## START Records provided

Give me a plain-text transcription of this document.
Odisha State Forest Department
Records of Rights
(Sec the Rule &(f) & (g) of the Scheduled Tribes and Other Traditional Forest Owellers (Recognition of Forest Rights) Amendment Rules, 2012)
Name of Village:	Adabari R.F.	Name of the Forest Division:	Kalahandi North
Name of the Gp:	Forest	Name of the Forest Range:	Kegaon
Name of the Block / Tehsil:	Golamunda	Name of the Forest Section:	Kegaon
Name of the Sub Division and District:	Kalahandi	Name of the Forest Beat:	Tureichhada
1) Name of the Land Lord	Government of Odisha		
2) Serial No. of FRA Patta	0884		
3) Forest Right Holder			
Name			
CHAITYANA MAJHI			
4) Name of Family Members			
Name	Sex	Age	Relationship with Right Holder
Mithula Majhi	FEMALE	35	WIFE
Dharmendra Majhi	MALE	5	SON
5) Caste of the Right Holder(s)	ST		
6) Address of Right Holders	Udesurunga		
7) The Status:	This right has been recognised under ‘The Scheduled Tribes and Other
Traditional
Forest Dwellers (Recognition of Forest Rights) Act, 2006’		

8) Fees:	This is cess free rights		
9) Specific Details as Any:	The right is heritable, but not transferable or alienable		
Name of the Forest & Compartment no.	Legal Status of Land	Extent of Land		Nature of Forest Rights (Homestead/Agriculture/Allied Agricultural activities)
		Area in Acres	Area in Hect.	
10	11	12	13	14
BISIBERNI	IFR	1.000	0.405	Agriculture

## END Records provided

Work instructions: Track down every line holding the string "Tribes" and copy it.

Answer for this exercise:
(Sec the Rule &(f) & (g) of the Scheduled Tribes and Other Traditional Forest Owellers (Recognition of Forest Rights) Amendment Rules, 2012)
7) The Status:	This right has been recognised under ‘The Scheduled Tribes and Other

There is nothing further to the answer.